- To do: Locate each line holding the string "text" and copy it.

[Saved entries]
----------------------------------------

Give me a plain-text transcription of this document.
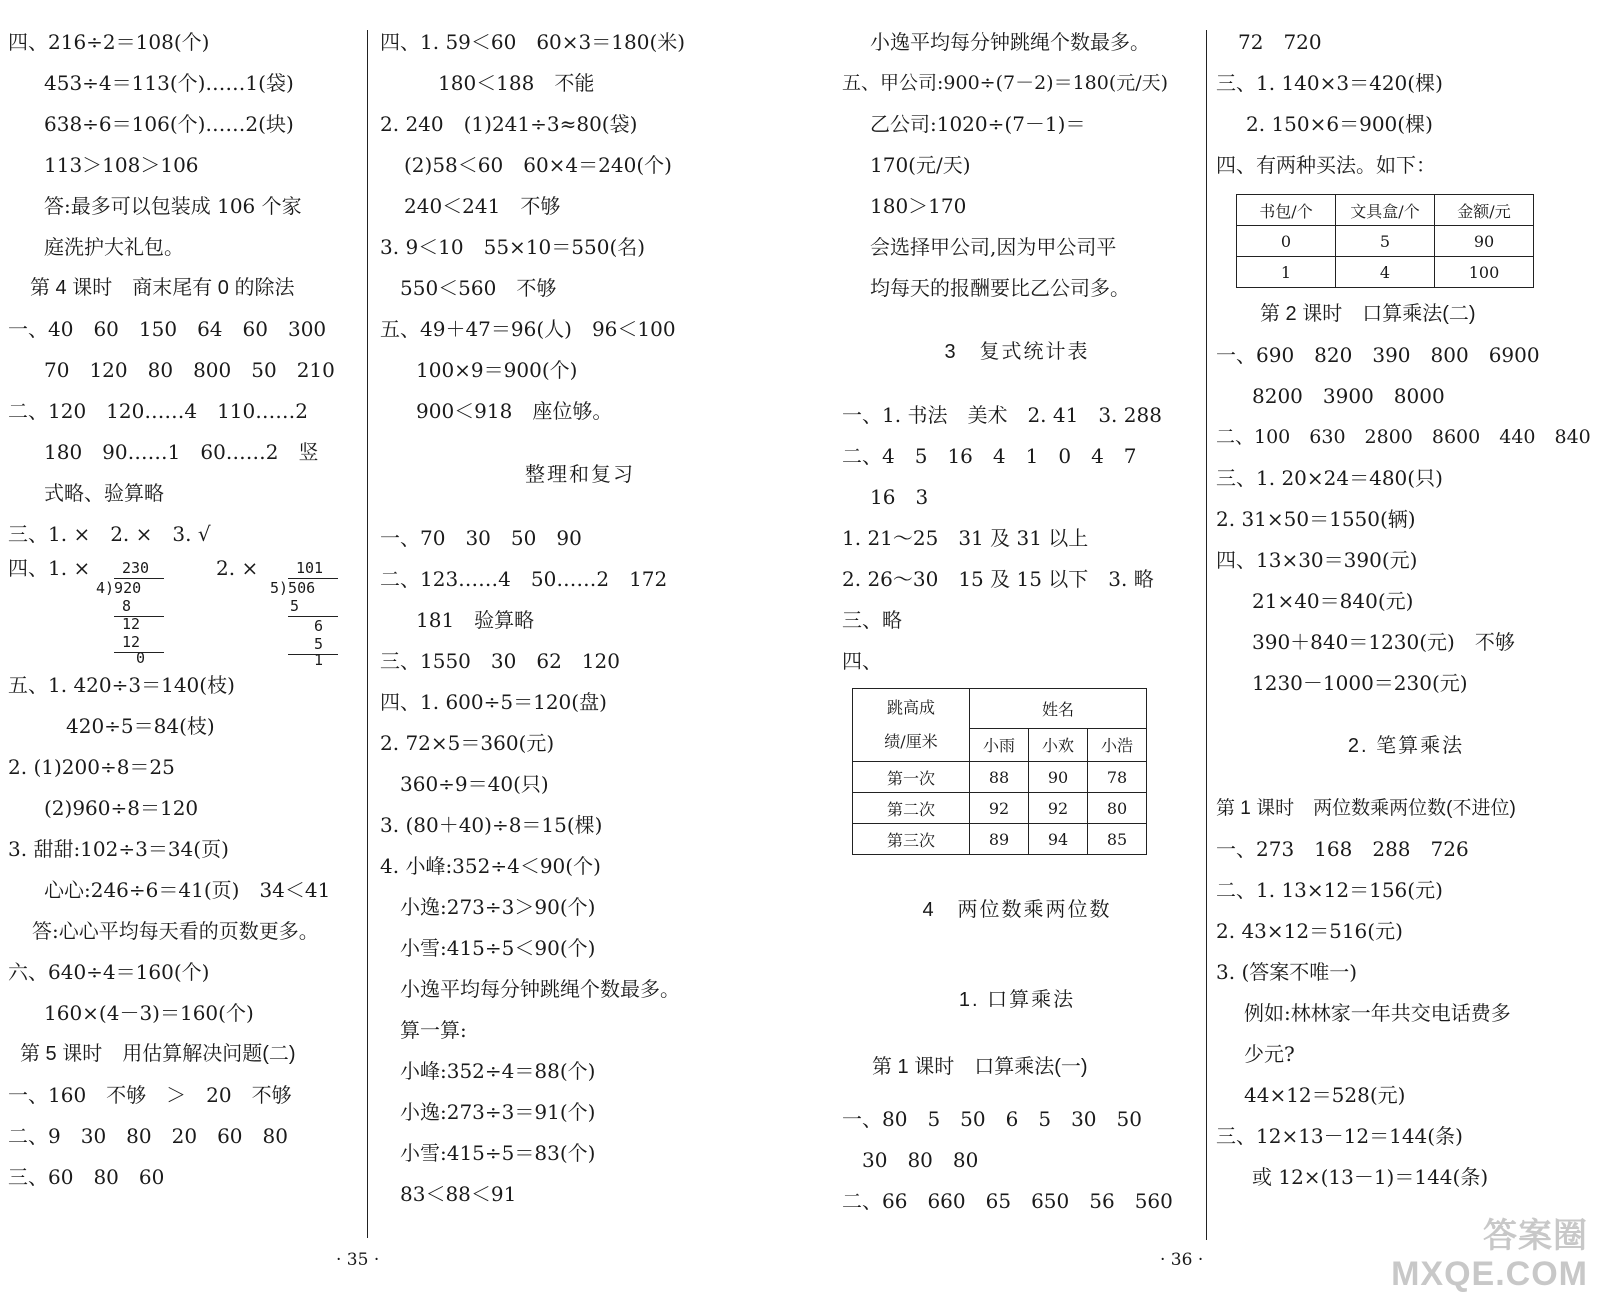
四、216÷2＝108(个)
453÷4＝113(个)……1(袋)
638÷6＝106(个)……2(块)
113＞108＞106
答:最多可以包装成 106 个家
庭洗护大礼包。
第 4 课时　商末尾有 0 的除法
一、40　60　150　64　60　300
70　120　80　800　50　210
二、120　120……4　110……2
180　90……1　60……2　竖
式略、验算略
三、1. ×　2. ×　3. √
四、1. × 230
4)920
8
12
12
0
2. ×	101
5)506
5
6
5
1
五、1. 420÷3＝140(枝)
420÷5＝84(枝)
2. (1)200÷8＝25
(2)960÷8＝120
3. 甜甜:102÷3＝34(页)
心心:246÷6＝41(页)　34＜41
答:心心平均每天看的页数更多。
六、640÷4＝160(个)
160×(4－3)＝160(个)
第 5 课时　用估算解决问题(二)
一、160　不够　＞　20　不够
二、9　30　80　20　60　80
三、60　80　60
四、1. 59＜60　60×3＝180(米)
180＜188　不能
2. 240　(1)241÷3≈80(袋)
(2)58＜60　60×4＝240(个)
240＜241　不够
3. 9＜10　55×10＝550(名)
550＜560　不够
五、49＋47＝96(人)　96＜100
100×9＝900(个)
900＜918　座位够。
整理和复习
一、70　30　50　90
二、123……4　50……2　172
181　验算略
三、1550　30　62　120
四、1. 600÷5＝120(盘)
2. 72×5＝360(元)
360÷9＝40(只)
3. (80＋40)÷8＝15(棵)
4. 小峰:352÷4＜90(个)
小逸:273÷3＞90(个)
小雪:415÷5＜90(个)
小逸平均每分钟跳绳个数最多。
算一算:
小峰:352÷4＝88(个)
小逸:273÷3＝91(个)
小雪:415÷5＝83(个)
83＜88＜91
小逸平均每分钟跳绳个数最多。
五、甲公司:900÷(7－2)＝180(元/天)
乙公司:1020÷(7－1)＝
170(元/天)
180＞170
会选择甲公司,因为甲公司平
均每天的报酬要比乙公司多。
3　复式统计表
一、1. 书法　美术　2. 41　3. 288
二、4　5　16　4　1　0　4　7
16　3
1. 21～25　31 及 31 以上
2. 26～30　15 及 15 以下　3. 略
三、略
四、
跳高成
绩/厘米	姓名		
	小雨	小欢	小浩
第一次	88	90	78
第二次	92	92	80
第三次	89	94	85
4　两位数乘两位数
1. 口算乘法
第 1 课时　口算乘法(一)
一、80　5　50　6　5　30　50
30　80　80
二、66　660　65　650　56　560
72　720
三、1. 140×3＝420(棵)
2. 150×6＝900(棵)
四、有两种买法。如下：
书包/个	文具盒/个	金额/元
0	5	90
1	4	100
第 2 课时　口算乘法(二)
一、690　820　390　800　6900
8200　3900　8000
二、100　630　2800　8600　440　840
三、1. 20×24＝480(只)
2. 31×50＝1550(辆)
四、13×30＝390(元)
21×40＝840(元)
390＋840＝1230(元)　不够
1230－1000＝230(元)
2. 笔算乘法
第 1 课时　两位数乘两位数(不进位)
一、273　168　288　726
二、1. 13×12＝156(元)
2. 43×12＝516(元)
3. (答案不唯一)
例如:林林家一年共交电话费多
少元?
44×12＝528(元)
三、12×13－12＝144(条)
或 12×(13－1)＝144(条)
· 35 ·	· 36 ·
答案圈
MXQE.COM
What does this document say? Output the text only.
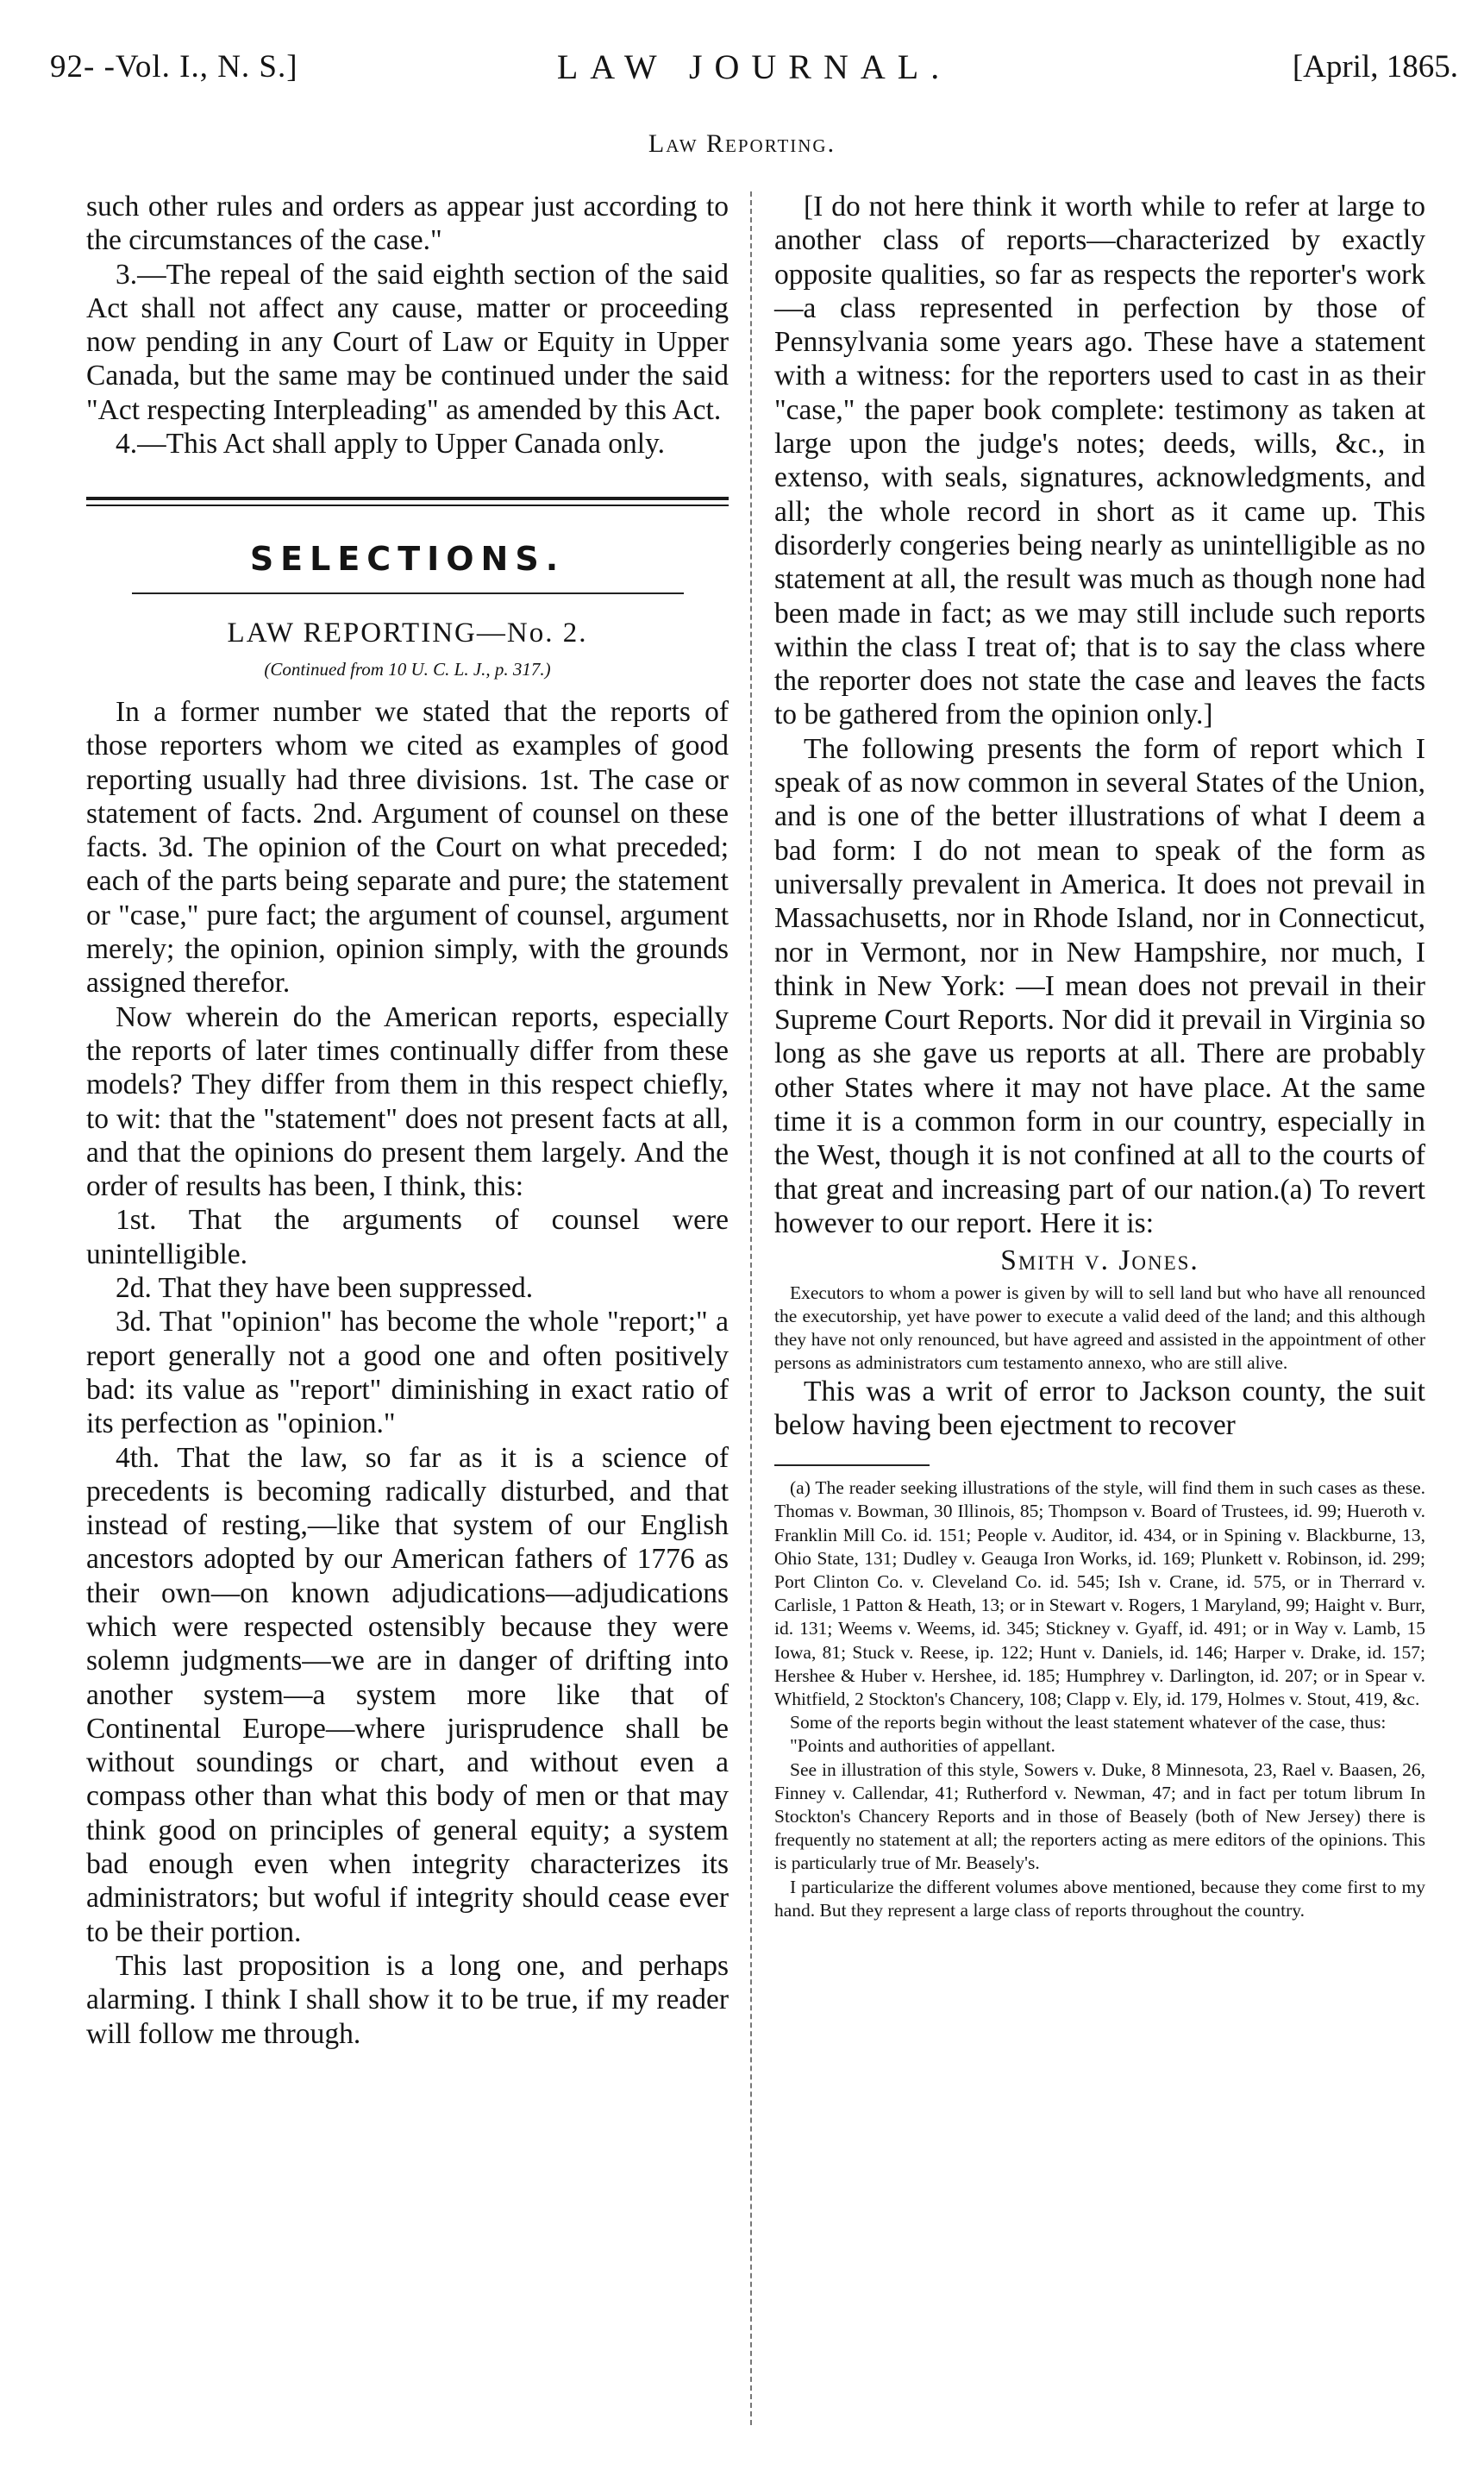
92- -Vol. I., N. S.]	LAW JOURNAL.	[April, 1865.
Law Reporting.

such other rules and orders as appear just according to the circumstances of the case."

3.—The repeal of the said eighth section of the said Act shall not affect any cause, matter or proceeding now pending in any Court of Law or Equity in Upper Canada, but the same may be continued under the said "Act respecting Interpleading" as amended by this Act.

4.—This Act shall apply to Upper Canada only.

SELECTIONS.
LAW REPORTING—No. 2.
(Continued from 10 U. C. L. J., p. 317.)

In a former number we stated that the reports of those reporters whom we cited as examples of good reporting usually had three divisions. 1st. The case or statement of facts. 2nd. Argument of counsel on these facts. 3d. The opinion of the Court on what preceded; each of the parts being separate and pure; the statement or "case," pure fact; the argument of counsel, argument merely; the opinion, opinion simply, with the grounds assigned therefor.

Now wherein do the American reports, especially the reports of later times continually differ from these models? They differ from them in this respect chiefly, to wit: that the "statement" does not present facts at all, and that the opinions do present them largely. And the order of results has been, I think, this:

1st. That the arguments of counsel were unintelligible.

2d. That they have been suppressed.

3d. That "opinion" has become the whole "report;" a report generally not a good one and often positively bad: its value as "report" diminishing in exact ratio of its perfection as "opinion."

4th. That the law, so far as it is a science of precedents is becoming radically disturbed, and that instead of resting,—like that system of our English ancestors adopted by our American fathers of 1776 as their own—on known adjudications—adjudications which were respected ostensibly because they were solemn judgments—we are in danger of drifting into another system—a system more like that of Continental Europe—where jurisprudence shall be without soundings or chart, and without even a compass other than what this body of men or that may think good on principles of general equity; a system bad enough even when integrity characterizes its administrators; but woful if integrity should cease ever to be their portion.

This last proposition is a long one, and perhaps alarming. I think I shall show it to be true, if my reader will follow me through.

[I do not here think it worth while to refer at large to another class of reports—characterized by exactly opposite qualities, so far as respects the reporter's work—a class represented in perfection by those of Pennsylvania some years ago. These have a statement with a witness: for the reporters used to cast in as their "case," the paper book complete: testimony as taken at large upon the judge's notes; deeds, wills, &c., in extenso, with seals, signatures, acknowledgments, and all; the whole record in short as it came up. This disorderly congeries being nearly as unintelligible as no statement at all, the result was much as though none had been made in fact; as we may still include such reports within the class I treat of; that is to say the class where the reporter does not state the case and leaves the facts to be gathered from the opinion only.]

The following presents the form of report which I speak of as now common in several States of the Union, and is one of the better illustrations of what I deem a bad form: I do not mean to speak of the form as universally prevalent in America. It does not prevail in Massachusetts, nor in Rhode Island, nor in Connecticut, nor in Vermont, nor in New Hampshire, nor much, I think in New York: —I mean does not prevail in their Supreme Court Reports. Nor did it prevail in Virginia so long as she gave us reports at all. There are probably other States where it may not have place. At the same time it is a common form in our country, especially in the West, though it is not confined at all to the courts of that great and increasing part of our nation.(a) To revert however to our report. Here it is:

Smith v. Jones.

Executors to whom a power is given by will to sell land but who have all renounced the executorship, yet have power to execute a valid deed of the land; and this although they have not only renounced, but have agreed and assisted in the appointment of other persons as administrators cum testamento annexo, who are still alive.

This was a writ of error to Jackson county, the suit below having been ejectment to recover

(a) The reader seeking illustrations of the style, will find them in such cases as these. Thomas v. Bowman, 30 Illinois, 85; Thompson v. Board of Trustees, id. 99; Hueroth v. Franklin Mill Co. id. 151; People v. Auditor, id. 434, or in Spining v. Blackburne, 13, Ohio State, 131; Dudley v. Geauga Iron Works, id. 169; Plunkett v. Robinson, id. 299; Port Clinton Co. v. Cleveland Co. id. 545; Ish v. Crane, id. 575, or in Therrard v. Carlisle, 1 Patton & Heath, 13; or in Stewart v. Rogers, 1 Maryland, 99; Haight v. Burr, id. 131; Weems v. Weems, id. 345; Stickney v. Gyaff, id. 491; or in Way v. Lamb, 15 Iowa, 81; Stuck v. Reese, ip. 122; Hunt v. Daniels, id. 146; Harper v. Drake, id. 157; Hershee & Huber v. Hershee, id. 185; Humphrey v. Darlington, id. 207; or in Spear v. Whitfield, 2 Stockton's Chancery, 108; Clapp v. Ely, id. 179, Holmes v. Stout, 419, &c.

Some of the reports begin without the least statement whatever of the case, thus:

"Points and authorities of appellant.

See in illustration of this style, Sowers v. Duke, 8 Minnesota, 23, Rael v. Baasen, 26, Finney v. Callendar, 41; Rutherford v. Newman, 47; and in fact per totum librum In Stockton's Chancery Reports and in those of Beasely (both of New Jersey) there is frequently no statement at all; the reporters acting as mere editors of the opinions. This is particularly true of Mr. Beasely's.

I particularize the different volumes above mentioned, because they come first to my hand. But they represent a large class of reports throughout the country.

----------------------------------------

- Exercise output:
Give me a plain-text transcription of this document.
What does this document say? Output the text only.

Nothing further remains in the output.